▶ **SUPPLIED RECORDS**

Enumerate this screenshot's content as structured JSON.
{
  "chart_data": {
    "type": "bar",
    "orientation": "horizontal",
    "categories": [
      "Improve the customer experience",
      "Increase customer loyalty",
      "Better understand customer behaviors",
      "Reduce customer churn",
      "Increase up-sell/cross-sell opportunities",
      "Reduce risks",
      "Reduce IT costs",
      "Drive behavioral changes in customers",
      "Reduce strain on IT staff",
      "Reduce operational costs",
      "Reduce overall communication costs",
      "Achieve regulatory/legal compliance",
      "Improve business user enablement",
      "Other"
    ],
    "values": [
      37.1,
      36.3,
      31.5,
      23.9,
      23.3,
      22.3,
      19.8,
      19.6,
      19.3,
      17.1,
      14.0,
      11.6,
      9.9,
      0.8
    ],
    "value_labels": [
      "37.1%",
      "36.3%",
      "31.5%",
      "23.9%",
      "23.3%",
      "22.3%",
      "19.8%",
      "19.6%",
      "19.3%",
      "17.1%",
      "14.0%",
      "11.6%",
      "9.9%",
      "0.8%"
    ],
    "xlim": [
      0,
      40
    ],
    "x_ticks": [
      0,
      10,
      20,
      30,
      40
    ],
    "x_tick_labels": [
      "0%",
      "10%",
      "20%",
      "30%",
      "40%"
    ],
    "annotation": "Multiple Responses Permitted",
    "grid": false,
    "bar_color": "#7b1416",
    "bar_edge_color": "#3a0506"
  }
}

▶ **TO DO**
What is the number of lines in the records that contain "Increase"? Give that number only.

▶ **ANSWER IN FULL**
2